■ Task details ■
Read through the records below and copy each line that uses the word "Bauleistungen".

#####

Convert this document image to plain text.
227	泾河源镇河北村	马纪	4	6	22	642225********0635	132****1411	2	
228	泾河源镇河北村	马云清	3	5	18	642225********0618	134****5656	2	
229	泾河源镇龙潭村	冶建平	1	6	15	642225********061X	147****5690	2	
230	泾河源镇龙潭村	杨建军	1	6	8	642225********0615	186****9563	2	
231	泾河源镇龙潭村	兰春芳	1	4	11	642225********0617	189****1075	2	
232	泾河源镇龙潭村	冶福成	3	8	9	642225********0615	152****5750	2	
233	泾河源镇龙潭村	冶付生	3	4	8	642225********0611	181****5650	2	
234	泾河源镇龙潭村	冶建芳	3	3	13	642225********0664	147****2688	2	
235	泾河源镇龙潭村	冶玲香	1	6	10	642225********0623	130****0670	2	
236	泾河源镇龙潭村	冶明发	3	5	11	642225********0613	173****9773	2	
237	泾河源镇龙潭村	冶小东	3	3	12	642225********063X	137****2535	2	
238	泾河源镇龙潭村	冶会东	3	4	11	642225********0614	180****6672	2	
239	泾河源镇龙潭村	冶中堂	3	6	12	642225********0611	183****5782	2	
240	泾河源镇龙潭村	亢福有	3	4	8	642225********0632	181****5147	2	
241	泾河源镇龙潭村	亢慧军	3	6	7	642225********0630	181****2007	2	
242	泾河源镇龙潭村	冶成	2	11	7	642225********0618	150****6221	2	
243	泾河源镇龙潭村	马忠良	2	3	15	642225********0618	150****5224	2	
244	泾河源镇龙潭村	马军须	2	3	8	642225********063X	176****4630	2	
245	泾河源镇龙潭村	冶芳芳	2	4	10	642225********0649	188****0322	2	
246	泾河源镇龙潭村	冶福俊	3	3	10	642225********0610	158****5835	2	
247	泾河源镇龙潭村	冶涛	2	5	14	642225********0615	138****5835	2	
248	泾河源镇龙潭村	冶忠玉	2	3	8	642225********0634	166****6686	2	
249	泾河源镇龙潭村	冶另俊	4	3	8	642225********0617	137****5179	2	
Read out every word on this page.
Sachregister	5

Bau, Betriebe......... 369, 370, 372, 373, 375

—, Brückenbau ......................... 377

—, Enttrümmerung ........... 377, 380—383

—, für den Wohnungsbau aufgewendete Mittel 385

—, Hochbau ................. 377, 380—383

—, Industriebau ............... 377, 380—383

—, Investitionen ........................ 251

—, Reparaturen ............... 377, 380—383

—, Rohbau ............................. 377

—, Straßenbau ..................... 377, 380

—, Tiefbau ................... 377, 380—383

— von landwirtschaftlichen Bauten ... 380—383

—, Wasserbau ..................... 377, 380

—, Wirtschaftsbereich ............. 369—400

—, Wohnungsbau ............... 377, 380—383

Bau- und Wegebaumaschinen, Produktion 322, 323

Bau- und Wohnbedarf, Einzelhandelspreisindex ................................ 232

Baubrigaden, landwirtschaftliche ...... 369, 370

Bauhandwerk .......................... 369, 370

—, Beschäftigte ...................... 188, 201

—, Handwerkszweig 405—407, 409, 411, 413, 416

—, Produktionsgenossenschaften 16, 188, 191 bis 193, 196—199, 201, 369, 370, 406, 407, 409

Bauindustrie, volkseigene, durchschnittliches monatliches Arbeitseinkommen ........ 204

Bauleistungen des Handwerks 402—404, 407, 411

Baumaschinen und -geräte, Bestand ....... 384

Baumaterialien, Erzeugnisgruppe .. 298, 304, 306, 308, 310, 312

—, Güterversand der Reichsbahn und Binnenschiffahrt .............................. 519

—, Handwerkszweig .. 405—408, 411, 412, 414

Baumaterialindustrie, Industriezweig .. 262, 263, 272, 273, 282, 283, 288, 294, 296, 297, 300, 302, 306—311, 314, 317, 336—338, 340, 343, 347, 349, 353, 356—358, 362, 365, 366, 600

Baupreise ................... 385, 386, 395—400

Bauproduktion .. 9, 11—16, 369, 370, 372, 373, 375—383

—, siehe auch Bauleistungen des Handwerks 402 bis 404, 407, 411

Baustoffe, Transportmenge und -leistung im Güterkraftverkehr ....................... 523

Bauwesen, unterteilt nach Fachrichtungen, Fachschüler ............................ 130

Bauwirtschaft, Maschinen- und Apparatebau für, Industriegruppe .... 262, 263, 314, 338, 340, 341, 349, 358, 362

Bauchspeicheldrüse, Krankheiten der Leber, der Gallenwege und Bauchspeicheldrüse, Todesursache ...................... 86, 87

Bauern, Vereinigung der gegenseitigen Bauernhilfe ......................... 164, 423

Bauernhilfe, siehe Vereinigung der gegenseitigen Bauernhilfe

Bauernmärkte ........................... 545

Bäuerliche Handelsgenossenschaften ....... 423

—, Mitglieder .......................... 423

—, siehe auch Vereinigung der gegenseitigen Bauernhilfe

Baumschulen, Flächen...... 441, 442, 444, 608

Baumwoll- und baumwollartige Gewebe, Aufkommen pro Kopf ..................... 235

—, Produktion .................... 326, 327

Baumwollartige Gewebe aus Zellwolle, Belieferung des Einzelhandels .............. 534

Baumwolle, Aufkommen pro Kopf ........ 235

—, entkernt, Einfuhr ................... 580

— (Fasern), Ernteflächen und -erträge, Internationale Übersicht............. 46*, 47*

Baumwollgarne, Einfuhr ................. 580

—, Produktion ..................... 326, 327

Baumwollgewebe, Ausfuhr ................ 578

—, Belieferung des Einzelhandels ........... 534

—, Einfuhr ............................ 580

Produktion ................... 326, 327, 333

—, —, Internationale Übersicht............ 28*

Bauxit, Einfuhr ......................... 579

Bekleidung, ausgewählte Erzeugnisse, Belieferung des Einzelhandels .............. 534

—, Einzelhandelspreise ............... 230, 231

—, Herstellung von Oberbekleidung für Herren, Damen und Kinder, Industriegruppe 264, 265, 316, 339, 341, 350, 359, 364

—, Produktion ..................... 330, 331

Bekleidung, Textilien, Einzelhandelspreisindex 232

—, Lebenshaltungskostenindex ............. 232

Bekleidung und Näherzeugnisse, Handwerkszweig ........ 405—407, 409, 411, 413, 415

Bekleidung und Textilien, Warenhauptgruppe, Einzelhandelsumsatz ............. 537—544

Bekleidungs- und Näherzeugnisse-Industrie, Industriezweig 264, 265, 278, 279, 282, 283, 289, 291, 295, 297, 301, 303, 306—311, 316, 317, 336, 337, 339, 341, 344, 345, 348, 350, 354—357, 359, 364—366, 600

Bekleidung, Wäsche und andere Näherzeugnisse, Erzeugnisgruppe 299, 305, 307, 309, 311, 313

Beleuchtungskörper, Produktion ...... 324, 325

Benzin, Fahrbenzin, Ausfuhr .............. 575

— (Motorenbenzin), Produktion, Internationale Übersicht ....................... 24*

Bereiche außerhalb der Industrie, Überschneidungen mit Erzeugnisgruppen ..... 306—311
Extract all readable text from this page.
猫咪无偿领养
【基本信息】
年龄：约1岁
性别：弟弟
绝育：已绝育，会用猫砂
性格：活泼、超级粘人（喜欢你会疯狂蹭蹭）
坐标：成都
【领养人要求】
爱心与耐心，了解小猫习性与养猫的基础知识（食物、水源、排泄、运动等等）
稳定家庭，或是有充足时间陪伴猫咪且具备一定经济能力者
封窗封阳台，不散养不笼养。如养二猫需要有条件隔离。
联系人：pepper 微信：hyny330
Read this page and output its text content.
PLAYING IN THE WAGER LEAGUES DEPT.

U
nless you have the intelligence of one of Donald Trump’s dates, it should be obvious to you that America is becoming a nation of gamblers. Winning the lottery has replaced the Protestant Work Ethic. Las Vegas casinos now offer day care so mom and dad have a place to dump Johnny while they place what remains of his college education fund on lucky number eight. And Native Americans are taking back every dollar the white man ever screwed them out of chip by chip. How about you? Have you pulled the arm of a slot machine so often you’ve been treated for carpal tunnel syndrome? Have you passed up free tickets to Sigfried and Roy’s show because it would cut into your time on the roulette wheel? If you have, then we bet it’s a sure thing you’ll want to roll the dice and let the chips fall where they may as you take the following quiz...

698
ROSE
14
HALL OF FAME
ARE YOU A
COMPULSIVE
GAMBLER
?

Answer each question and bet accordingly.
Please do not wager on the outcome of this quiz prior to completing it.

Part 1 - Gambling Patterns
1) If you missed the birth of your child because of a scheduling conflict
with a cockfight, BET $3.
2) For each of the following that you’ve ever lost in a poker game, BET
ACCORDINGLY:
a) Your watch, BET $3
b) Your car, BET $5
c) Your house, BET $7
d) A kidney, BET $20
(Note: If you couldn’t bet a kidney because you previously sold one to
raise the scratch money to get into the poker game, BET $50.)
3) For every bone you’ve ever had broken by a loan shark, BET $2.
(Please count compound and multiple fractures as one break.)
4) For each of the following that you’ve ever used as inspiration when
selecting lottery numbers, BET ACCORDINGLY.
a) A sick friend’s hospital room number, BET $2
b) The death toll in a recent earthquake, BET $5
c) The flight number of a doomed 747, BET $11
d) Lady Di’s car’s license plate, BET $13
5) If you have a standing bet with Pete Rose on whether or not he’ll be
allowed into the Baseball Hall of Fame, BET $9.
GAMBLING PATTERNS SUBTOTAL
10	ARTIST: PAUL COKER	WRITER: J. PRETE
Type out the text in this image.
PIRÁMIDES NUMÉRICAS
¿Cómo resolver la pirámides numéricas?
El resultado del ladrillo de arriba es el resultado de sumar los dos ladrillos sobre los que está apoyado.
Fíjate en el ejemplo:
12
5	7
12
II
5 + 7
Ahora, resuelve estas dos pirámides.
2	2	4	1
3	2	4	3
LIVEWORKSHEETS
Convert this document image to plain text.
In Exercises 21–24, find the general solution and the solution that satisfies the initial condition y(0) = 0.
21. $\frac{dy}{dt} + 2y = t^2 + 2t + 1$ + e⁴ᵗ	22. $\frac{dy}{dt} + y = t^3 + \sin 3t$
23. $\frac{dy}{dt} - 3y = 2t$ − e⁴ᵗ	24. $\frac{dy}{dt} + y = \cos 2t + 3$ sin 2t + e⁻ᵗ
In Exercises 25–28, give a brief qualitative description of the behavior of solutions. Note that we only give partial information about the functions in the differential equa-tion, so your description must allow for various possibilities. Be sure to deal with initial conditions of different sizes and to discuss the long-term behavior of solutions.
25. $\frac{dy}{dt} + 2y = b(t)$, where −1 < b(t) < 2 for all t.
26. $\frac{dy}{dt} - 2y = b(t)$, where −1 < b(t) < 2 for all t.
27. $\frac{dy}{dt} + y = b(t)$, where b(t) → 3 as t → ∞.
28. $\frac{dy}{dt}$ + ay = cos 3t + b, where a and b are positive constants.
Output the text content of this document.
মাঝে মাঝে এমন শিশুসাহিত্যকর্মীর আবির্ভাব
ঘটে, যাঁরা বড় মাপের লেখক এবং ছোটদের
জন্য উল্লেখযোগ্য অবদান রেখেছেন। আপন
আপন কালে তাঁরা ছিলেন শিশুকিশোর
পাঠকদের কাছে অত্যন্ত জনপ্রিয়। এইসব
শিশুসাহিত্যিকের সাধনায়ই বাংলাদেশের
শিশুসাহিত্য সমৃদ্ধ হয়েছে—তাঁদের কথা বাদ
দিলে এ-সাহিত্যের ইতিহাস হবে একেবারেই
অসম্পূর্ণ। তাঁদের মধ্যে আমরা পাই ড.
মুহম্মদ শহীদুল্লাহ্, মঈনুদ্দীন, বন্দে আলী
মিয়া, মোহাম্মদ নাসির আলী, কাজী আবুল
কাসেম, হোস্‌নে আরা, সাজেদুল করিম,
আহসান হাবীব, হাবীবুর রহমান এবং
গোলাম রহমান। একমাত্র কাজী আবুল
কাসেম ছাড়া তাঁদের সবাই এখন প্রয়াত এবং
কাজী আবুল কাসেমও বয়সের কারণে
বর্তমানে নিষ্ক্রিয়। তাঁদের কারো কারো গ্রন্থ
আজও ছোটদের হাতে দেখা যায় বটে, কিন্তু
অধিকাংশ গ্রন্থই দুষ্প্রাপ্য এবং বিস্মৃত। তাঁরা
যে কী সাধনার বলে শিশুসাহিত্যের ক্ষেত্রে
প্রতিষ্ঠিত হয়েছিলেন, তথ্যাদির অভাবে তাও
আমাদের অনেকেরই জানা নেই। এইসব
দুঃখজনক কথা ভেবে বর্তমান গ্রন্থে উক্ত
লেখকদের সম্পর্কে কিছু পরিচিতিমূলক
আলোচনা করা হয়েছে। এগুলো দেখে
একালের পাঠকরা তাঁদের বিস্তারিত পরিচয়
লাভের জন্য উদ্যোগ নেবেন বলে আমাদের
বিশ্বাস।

#####

■ Answer in full ■
Bauleistungen des Handwerks 402—404, 407, 411
—, siehe auch Bauleistungen des Handwerks 402 bis 404, 407, 411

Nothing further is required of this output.